─── EXERCISE INPUTS

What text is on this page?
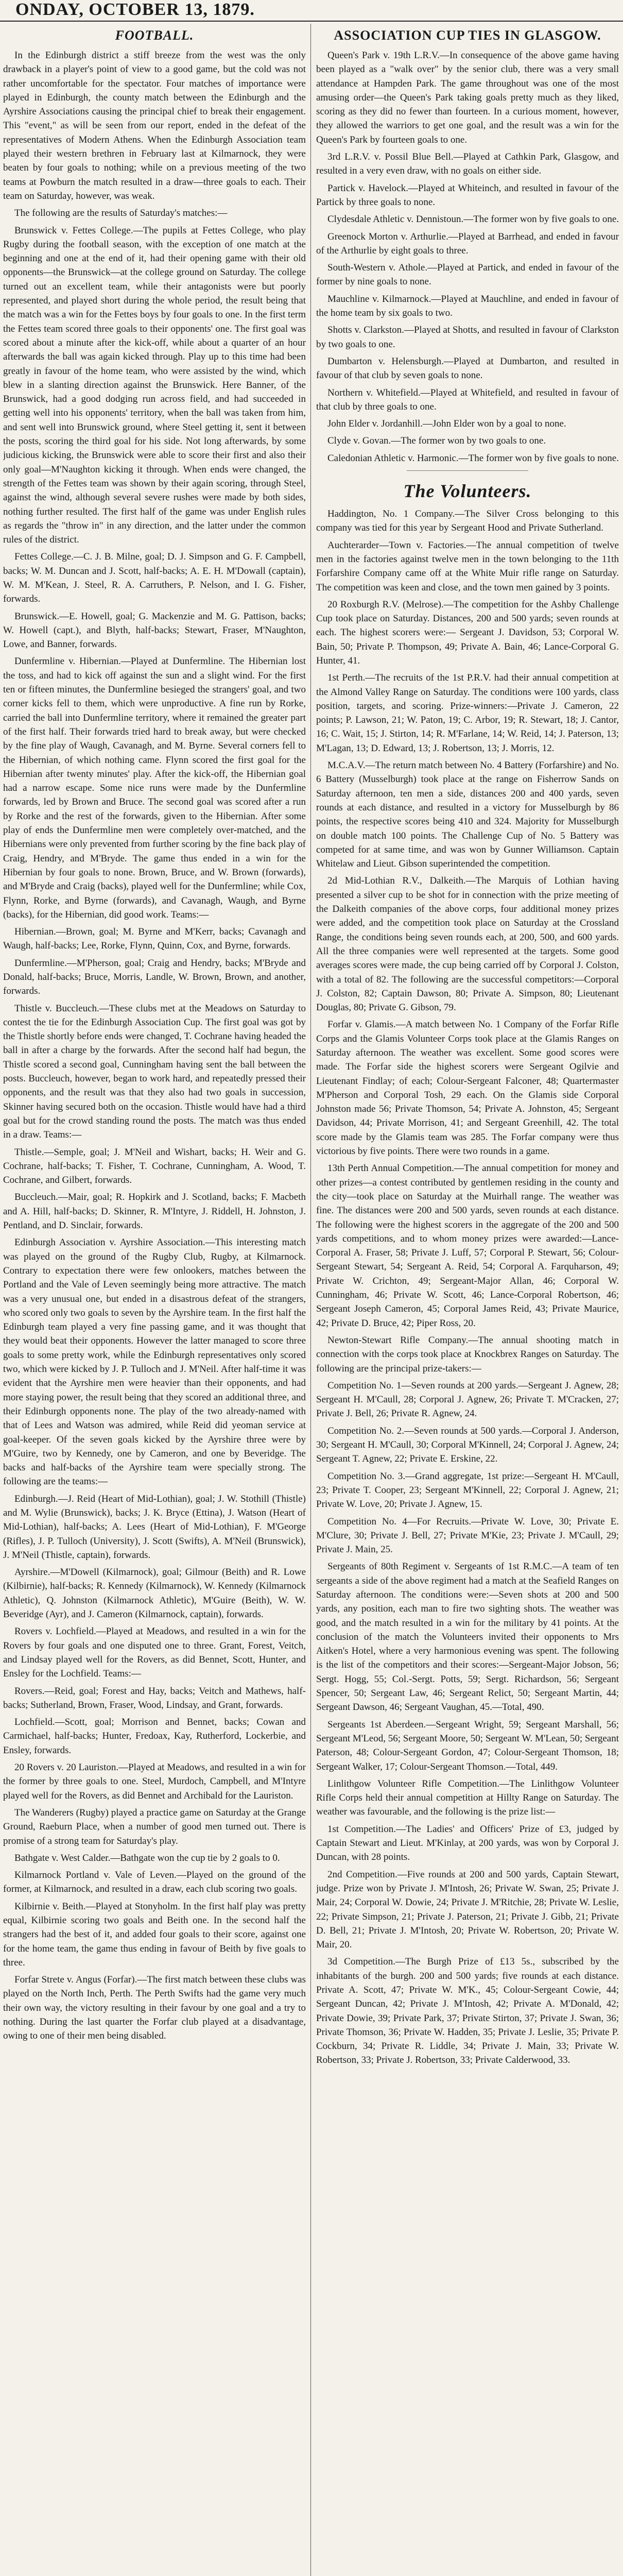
ONDAY, OCTOBER 13, 1879.
FOOTBALL.

In the Edinburgh district a stiff breeze from the west was the only drawback in a player's point of view to a good game, but the cold was not rather uncomfortable for the spectator. Four matches of importance were played in Edinburgh, the county match between the Edinburgh and the Ayrshire Associations causing the principal chief to break their engagement. This "event," as will be seen from our report, ended in the defeat of the representatives of Modern Athens. When the Edinburgh Association team played their western brethren in February last at Kilmarnock, they were beaten by four goals to nothing; while on a previous meeting of the two teams at Powburn the match resulted in a draw—three goals to each. Their team on Saturday, however, was weak.

The following are the results of Saturday's matches:—

Brunswick v. Fettes College.—The pupils at Fettes College, who play Rugby during the football season, with the exception of one match at the beginning and one at the end of it, had their opening game with their old opponents—the Brunswick—at the college ground on Saturday. The college turned out an excellent team, while their antagonists were but poorly represented, and played short during the whole period, the result being that the match was a win for the Fettes boys by four goals to one. In the first term the Fettes team scored three goals to their opponents' one. The first goal was scored about a minute after the kick-off, while about a quarter of an hour afterwards the ball was again kicked through. Play up to this time had been greatly in favour of the home team, who were assisted by the wind, which blew in a slanting direction against the Brunswick. Here Banner, of the Brunswick, had a good dodging run across field, and had succeeded in getting well into his opponents' territory, when the ball was taken from him, and sent well into Brunswick ground, where Steel getting it, sent it between the posts, scoring the third goal for his side. Not long afterwards, by some judicious kicking, the Brunswick were able to score their first and also their only goal—M'Naughton kicking it through. When ends were changed, the strength of the Fettes team was shown by their again scoring, through Steel, against the wind, although several severe rushes were made by both sides, nothing further resulted. The first half of the game was under English rules as regards the "throw in" in any direction, and the latter under the common rules of the district.

Fettes College.—C. J. B. Milne, goal; D. J. Simpson and G. F. Campbell, backs; W. M. Duncan and J. Scott, half-backs; A. E. H. M'Dowall (captain), W. M. M'Kean, J. Steel, R. A. Carruthers, P. Nelson, and I. G. Fisher, forwards.

Brunswick.—E. Howell, goal; G. Mackenzie and M. G. Pattison, backs; W. Howell (capt.), and Blyth, half-backs; Stewart, Fraser, M'Naughton, Lowe, and Banner, forwards.

Dunfermline v. Hibernian.—Played at Dunfermline. The Hibernian lost the toss, and had to kick off against the sun and a slight wind. For the first ten or fifteen minutes, the Dunfermline besieged the strangers' goal, and two corner kicks fell to them, which were unproductive. A fine run by Rorke, carried the ball into Dunfermline territory, where it remained the greater part of the first half. Their forwards tried hard to break away, but were checked by the fine play of Waugh, Cavanagh, and M. Byrne. Several corners fell to the Hibernian, of which nothing came. Flynn scored the first goal for the Hibernian after twenty minutes' play. After the kick-off, the Hibernian goal had a narrow escape. Some nice runs were made by the Dunfermline forwards, led by Brown and Bruce. The second goal was scored after a run by Rorke and the rest of the forwards, given to the Hibernian. After some play of ends the Dunfermline men were completely over-matched, and the Hibernians were only prevented from further scoring by the fine back play of Craig, Hendry, and M'Bryde. The game thus ended in a win for the Hibernian by four goals to none. Brown, Bruce, and W. Brown (forwards), and M'Bryde and Craig (backs), played well for the Dunfermline; while Cox, Flynn, Rorke, and Byrne (forwards), and Cavanagh, Waugh, and Byrne (backs), for the Hibernian, did good work. Teams:—

Hibernian.—Brown, goal; M. Byrne and M'Kerr, backs; Cavanagh and Waugh, half-backs; Lee, Rorke, Flynn, Quinn, Cox, and Byrne, forwards.

Dunfermline.—M'Pherson, goal; Craig and Hendry, backs; M'Bryde and Donald, half-backs; Bruce, Morris, Landle, W. Brown, Brown, and another, forwards.

Thistle v. Buccleuch.—These clubs met at the Meadows on Saturday to contest the tie for the Edinburgh Association Cup. The first goal was got by the Thistle shortly before ends were changed, T. Cochrane having headed the ball in after a charge by the forwards. After the second half had begun, the Thistle scored a second goal, Cunningham having sent the ball between the posts. Buccleuch, however, began to work hard, and repeatedly pressed their opponents, and the result was that they also had two goals in succession, Skinner having secured both on the occasion. Thistle would have had a third goal but for the crowd standing round the posts. The match was thus ended in a draw. Teams:—

Thistle.—Semple, goal; J. M'Neil and Wishart, backs; H. Weir and G. Cochrane, half-backs; T. Fisher, T. Cochrane, Cunningham, A. Wood, T. Cochrane, and Gilbert, forwards.

Buccleuch.—Mair, goal; R. Hopkirk and J. Scotland, backs; F. Macbeth and A. Hill, half-backs; D. Skinner, R. M'Intyre, J. Riddell, H. Johnston, J. Pentland, and D. Sinclair, forwards.

Edinburgh Association v. Ayrshire Association.—This interesting match was played on the ground of the Rugby Club, Rugby, at Kilmarnock. Contrary to expectation there were few onlookers, matches between the Portland and the Vale of Leven seemingly being more attractive. The match was a very unusual one, but ended in a disastrous defeat of the strangers, who scored only two goals to seven by the Ayrshire team. In the first half the Edinburgh team played a very fine passing game, and it was thought that they would beat their opponents. However the latter managed to score three goals to some pretty work, while the Edinburgh representatives only scored two, which were kicked by J. P. Tulloch and J. M'Neil. After half-time it was evident that the Ayrshire men were heavier than their opponents, and had more staying power, the result being that they scored an additional three, and their Edinburgh opponents none. The play of the two already-named with that of Lees and Watson was admired, while Reid did yeoman service at goal-keeper. Of the seven goals kicked by the Ayrshire three were by M'Guire, two by Kennedy, one by Cameron, and one by Beveridge. The backs and half-backs of the Ayrshire team were specially strong. The following are the teams:—

Edinburgh.—J. Reid (Heart of Mid-Lothian), goal; J. W. Stothill (Thistle) and M. Wylie (Brunswick), backs; J. K. Bryce (Ettina), J. Watson (Heart of Mid-Lothian), half-backs; A. Lees (Heart of Mid-Lothian), F. M'George (Rifles), J. P. Tulloch (University), J. Scott (Swifts), A. M'Neil (Brunswick), J. M'Neil (Thistle, captain), forwards.

Ayrshire.—M'Dowell (Kilmarnock), goal; Gilmour (Beith) and R. Lowe (Kilbirnie), half-backs; R. Kennedy (Kilmarnock), W. Kennedy (Kilmarnock Athletic), Q. Johnston (Kilmarnock Athletic), M'Guire (Beith), W. W. Beveridge (Ayr), and J. Cameron (Kilmarnock, captain), forwards.

Rovers v. Lochfield.—Played at Meadows, and resulted in a win for the Rovers by four goals and one disputed one to three. Grant, Forest, Veitch, and Lindsay played well for the Rovers, as did Bennet, Scott, Hunter, and Ensley for the Lochfield. Teams:—

Rovers.—Reid, goal; Forest and Hay, backs; Veitch and Mathews, half-backs; Sutherland, Brown, Fraser, Wood, Lindsay, and Grant, forwards.

Lochfield.—Scott, goal; Morrison and Bennet, backs; Cowan and Carmichael, half-backs; Hunter, Fredoax, Kay, Rutherford, Lockerbie, and Ensley, forwards.

20 Rovers v. 20 Lauriston.—Played at Meadows, and resulted in a win for the former by three goals to one. Steel, Murdoch, Campbell, and M'Intyre played well for the Rovers, as did Bennet and Archibald for the Lauriston.

The Wanderers (Rugby) played a practice game on Saturday at the Grange Ground, Raeburn Place, when a number of good men turned out. There is promise of a strong team for Saturday's play.

Bathgate v. West Calder.—Bathgate won the cup tie by 2 goals to 0.

Kilmarnock Portland v. Vale of Leven.—Played on the ground of the former, at Kilmarnock, and resulted in a draw, each club scoring two goals.

Kilbirnie v. Beith.—Played at Stonyholm. In the first half play was pretty equal, Kilbirnie scoring two goals and Beith one. In the second half the strangers had the best of it, and added four goals to their score, against one for the home team, the game thus ending in favour of Beith by five goals to three.

Forfar Strete v. Angus (Forfar).—The first match between these clubs was played on the North Inch, Perth. The Perth Swifts had the game very much their own way, the victory resulting in their favour by one goal and a try to nothing. During the last quarter the Forfar club played at a disadvantage, owing to one of their men being disabled.

ASSOCIATION CUP TIES IN GLASGOW.

Queen's Park v. 19th L.R.V.—In consequence of the above game having been played as a "walk over" by the senior club, there was a very small attendance at Hampden Park. The game throughout was one of the most amusing order—the Queen's Park taking goals pretty much as they liked, scoring as they did no fewer than fourteen. In a curious moment, however, they allowed the warriors to get one goal, and the result was a win for the Queen's Park by fourteen goals to one.

3rd L.R.V. v. Possil Blue Bell.—Played at Cathkin Park, Glasgow, and resulted in a very even draw, with no goals on either side.

Partick v. Havelock.—Played at Whiteinch, and resulted in favour of the Partick by three goals to none.

Clydesdale Athletic v. Dennistoun.—The former won by five goals to one.

Greenock Morton v. Arthurlie.—Played at Barrhead, and ended in favour of the Arthurlie by eight goals to three.

South-Western v. Athole.—Played at Partick, and ended in favour of the former by nine goals to none.

Mauchline v. Kilmarnock.—Played at Mauchline, and ended in favour of the home team by six goals to two.

Shotts v. Clarkston.—Played at Shotts, and resulted in favour of Clarkston by two goals to one.

Dumbarton v. Helensburgh.—Played at Dumbarton, and resulted in favour of that club by seven goals to none.

Northern v. Whitefield.—Played at Whitefield, and resulted in favour of that club by three goals to one.

John Elder v. Jordanhill.—John Elder won by a goal to none.

Clyde v. Govan.—The former won by two goals to one.

Caledonian Athletic v. Harmonic.—The former won by five goals to none.

The Volunteers.

Haddington, No. 1 Company.—The Silver Cross belonging to this company was tied for this year by Sergeant Hood and Private Sutherland.

Auchterarder—Town v. Factories.—The annual competition of twelve men in the factories against twelve men in the town belonging to the 11th Forfarshire Company came off at the White Muir rifle range on Saturday. The competition was keen and close, and the town men gained by 3 points.

20 Roxburgh R.V. (Melrose).—The competition for the Ashby Challenge Cup took place on Saturday. Distances, 200 and 500 yards; seven rounds at each. The highest scorers were:— Sergeant J. Davidson, 53; Corporal W. Bain, 50; Private P. Thompson, 49; Private A. Bain, 46; Lance-Corporal G. Hunter, 41.

1st Perth.—The recruits of the 1st P.R.V. had their annual competition at the Almond Valley Range on Saturday. The conditions were 100 yards, class position, targets, and scoring. Prize-winners:—Private J. Cameron, 22 points; P. Lawson, 21; W. Paton, 19; C. Arbor, 19; R. Stewart, 18; J. Cantor, 16; C. Wait, 15; J. Stirton, 14; R. M'Farlane, 14; W. Reid, 14; J. Paterson, 13; M'Lagan, 13; D. Edward, 13; J. Robertson, 13; J. Morris, 12.

M.C.A.V.—The return match between No. 4 Battery (Forfarshire) and No. 6 Battery (Musselburgh) took place at the range on Fisherrow Sands on Saturday afternoon, ten men a side, distances 200 and 400 yards, seven rounds at each distance, and resulted in a victory for Musselburgh by 86 points, the respective scores being 410 and 324. Majority for Musselburgh on double match 100 points. The Challenge Cup of No. 5 Battery was competed for at same time, and was won by Gunner Williamson. Captain Whitelaw and Lieut. Gibson superintended the competition.

2d Mid-Lothian R.V., Dalkeith.—The Marquis of Lothian having presented a silver cup to be shot for in connection with the prize meeting of the Dalkeith companies of the above corps, four additional money prizes were added, and the competition took place on Saturday at the Crossland Range, the conditions being seven rounds each, at 200, 500, and 600 yards. All the three companies were well represented at the targets. Some good averages scores were made, the cup being carried off by Corporal J. Colston, with a total of 82. The following are the successful competitors:—Corporal J. Colston, 82; Captain Dawson, 80; Private A. Simpson, 80; Lieutenant Douglas, 80; Private G. Gibson, 79.

Forfar v. Glamis.—A match between No. 1 Company of the Forfar Rifle Corps and the Glamis Volunteer Corps took place at the Glamis Ranges on Saturday afternoon. The weather was excellent. Some good scores were made. The Forfar side the highest scorers were Sergeant Ogilvie and Lieutenant Findlay; of each; Colour-Sergeant Falconer, 48; Quartermaster M'Pherson and Corporal Tosh, 29 each. On the Glamis side Corporal Johnston made 56; Private Thomson, 54; Private A. Johnston, 45; Sergeant Davidson, 44; Private Morrison, 41; and Sergeant Greenhill, 42. The total score made by the Glamis team was 285. The Forfar company were thus victorious by five points. There were two rounds in a game.

13th Perth Annual Competition.—The annual competition for money and other prizes—a contest contributed by gentlemen residing in the county and the city—took place on Saturday at the Muirhall range. The weather was fine. The distances were 200 and 500 yards, seven rounds at each distance. The following were the highest scorers in the aggregate of the 200 and 500 yards competitions, and to whom money prizes were awarded:—Lance-Corporal A. Fraser, 58; Private J. Luff, 57; Corporal P. Stewart, 56; Colour-Sergeant Stewart, 54; Sergeant A. Reid, 54; Corporal A. Farquharson, 49; Private W. Crichton, 49; Sergeant-Major Allan, 46; Corporal W. Cunningham, 46; Private W. Scott, 46; Lance-Corporal Robertson, 46; Sergeant Joseph Cameron, 45; Corporal James Reid, 43; Private Maurice, 42; Private D. Bruce, 42; Piper Ross, 20.

Newton-Stewart Rifle Company.—The annual shooting match in connection with the corps took place at Knockbrex Ranges on Saturday. The following are the principal prize-takers:—

Competition No. 1—Seven rounds at 200 yards.—Sergeant J. Agnew, 28; Sergeant H. M'Caull, 28; Corporal J. Agnew, 26; Private T. M'Cracken, 27; Private J. Bell, 26; Private R. Agnew, 24.

Competition No. 2.—Seven rounds at 500 yards.—Corporal J. Anderson, 30; Sergeant H. M'Caull, 30; Corporal M'Kinnell, 24; Corporal J. Agnew, 24; Sergeant T. Agnew, 22; Private E. Erskine, 22.

Competition No. 3.—Grand aggregate, 1st prize:—Sergeant H. M'Caull, 23; Private T. Cooper, 23; Sergeant M'Kinnell, 22; Corporal J. Agnew, 21; Private W. Love, 20; Private J. Agnew, 15.

Competition No. 4—For Recruits.—Private W. Love, 30; Private E. M'Clure, 30; Private J. Bell, 27; Private M'Kie, 23; Private J. M'Caull, 29; Private J. Main, 25.

Sergeants of 80th Regiment v. Sergeants of 1st R.M.C.—A team of ten sergeants a side of the above regiment had a match at the Seafield Ranges on Saturday afternoon. The conditions were:—Seven shots at 200 and 500 yards, any position, each man to fire two sighting shots. The weather was good, and the match resulted in a win for the military by 41 points. At the conclusion of the match the Volunteers invited their opponents to Mrs Aitken's Hotel, where a very harmonious evening was spent. The following is the list of the competitors and their scores:—Sergeant-Major Jobson, 56; Sergt. Hogg, 55; Col.-Sergt. Potts, 59; Sergt. Richardson, 56; Sergeant Spencer, 50; Sergeant Law, 46; Sergeant Relict, 50; Sergeant Martin, 44; Sergeant Dawson, 46; Sergeant Vaughan, 45.—Total, 490.

Sergeants 1st Aberdeen.—Sergeant Wright, 59; Sergeant Marshall, 56; Sergeant M'Leod, 56; Sergeant Moore, 50; Sergeant W. M'Lean, 50; Sergeant Paterson, 48; Colour-Sergeant Gordon, 47; Colour-Sergeant Thomson, 18; Sergeant Walker, 17; Colour-Sergeant Thomson.—Total, 449.

Linlithgow Volunteer Rifle Competition.—The Linlithgow Volunteer Rifle Corps held their annual competition at Hillty Range on Saturday. The weather was favourable, and the following is the prize list:—

1st Competition.—The Ladies' and Officers' Prize of £3, judged by Captain Stewart and Lieut. M'Kinlay, at 200 yards, was won by Corporal J. Duncan, with 28 points.

2nd Competition.—Five rounds at 200 and 500 yards, Captain Stewart, judge. Prize won by Private J. M'Intosh, 26; Private W. Swan, 25; Private J. Mair, 24; Corporal W. Dowie, 24; Private J. M'Ritchie, 28; Private W. Leslie, 22; Private Simpson, 21; Private J. Paterson, 21; Private J. Gibb, 21; Private D. Bell, 21; Private J. M'Intosh, 20; Private W. Robertson, 20; Private W. Mair, 20.

3d Competition.—The Burgh Prize of £13 5s., subscribed by the inhabitants of the burgh. 200 and 500 yards; five rounds at each distance. Private A. Scott, 47; Private W. M'K., 45; Colour-Sergeant Cowie, 44; Sergeant Duncan, 42; Private J. M'Intosh, 42; Private A. M'Donald, 42; Private Dowie, 39; Private Park, 37; Private Stirton, 37; Private J. Swan, 36; Private Thomson, 36; Private W. Hadden, 35; Private J. Leslie, 35; Private P. Cockburn, 34; Private R. Liddle, 34; Private J. Main, 33; Private W. Robertson, 33; Private J. Robertson, 33; Private Calderwood, 33.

──────

SET PROBLEM.
Indicate how many lines of the material include the word "Sutherland"; the number alone is required.

EXERCISE RESPONSE.
2